Excerpted text:
■ ■ ■ ■ ■ ■ ■
FINANCIAL SYSTEM
The financial system of any country comprises of the following components:
1)Financial institutions
2) Financial instruments
3) Financial Markets
4) Financial Services
1) Financial Institutions
a)Regulatory Ex. RBI, SEBI, IRDA, PFRDA
b)Intermediaries:
It include Banking system and Non-banking financial institutions.
Banking system comprises the commercial banks and co-operative banks.
Non- Banking financial institutions are LIC, Unit trust of India(UTI) and IDBI.
2)Financial Instruments
It include Claims, Assets, Securities.
a)Claims:
The Financial asset represents a claim to the payment of sum money sometime in future(repayment of principal) a regular or irregular payment in form of interest or dividend.
b)Financial asset:
It includes bank deposit, government bond, industrial debenture, stocks and mutual funds.
c)Financial securities:
Fnancial securities are classified as primary(direct) and Secondary(indirect) securities.
The primary securities are issued by the ultimate investors directly to the ultimate savers. E.g. Ordinary shares and debentures.
While secondary securities are issued by the financial intermediaries to the ultimate savers. E.g. bank deposits, units, insurance policies.
■ ■ ■ ■ ■ ■ ■
Dataset:
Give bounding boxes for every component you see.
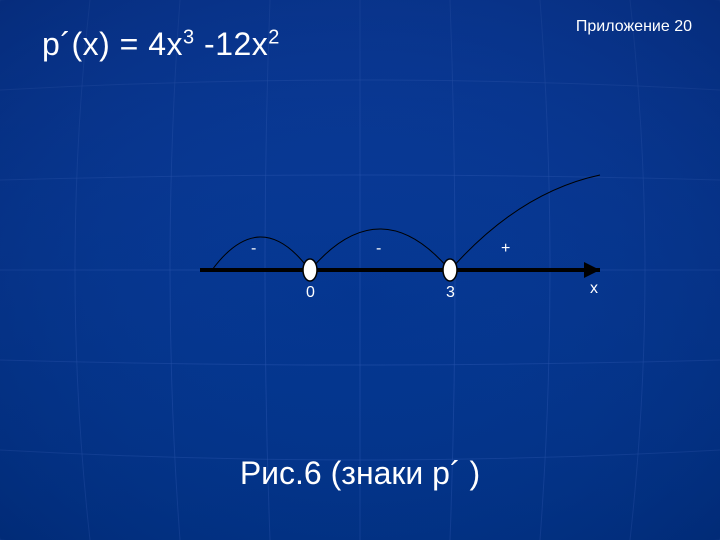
annex-label: Приложение 20 xyxy=(576,18,692,36)
sign-label: + xyxy=(501,240,510,258)
critical-point xyxy=(303,259,317,281)
critical-point xyxy=(443,259,457,281)
point-label: 0 xyxy=(306,284,315,302)
point-label: 3 xyxy=(446,284,455,302)
sign-curve xyxy=(452,175,600,268)
formula-part-0: p´(x) = 4x xyxy=(42,26,183,62)
formula-sup-1: 2 xyxy=(268,26,280,48)
sign-curve xyxy=(212,237,308,270)
figure-caption: Рис.6 (знаки p´ ) xyxy=(0,455,720,492)
formula-sup-0: 3 xyxy=(183,26,195,48)
axis-label-x: x xyxy=(590,280,598,298)
sign-label: - xyxy=(376,240,381,258)
sign-diagram: 0 3 - - + x xyxy=(200,180,620,320)
axis-arrowhead xyxy=(584,262,600,278)
sign-label: - xyxy=(251,240,256,258)
formula-part-1: -12x xyxy=(195,26,269,62)
formula: p´(x) = 4x3 -12x2 xyxy=(42,26,280,63)
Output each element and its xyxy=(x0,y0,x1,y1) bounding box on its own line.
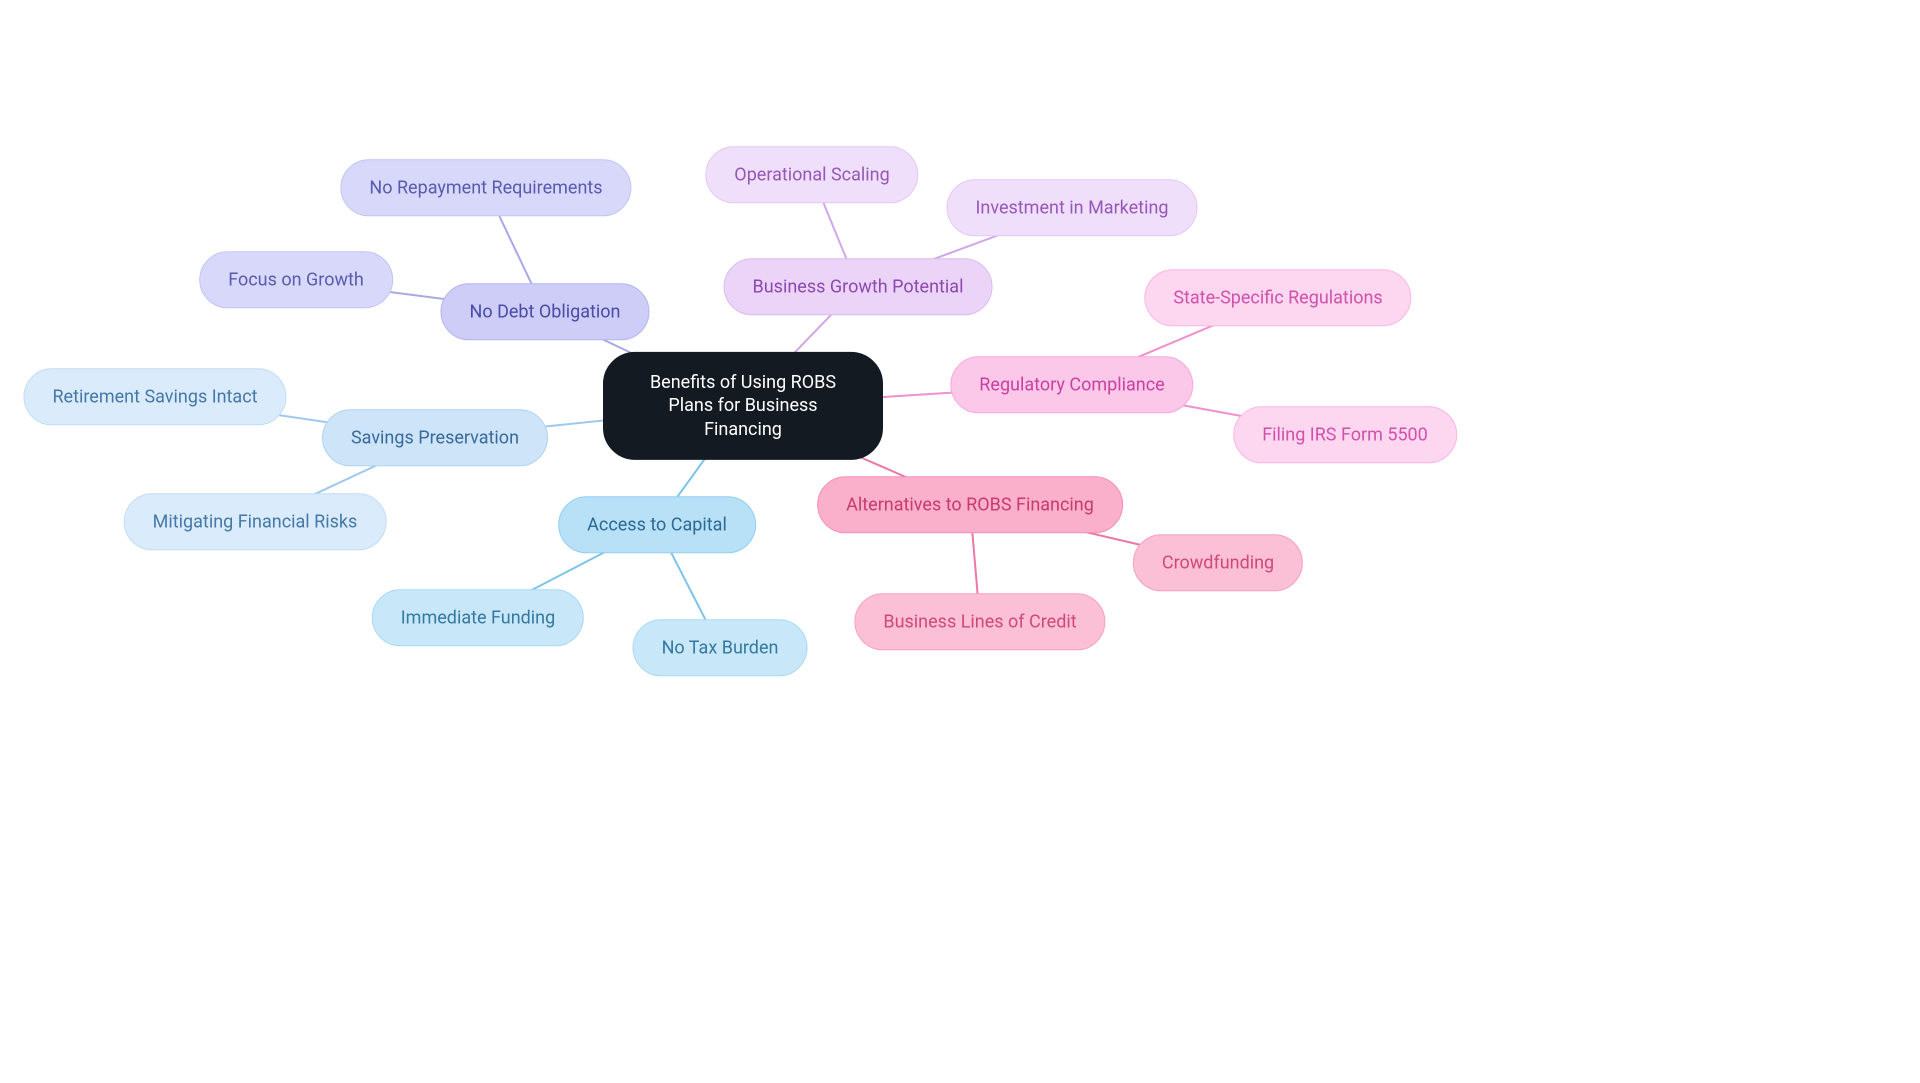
■ ■ ■ ■ ■ ■ ■
Required tasks:
(1) Answer these from the Financial System text:
(a) What are the four components of a country's financial system?
(b) Which kinds of banks make up the banking system?
(c) Who issues secondary securities, and to whom?
(2) Quote the stretch of the Financial System text from "2)Financial Instruments" through "interest or dividend.".
Rely only on the Financial System text.

Results for the exercise:
(1)
(a) Financial institutions, financial instruments, financial markets, and financial services.
(b) Commercial banks and co-operative banks.
(c) Financial intermediaries issue them to the ultimate savers.

(2)
2)Financial Instruments
It include Claims, Assets, Securities.
a)Claims:
The Financial asset represents a claim to the payment of sum money sometime in future(repayment of principal) a regular or irregular payment in form of interest or dividend.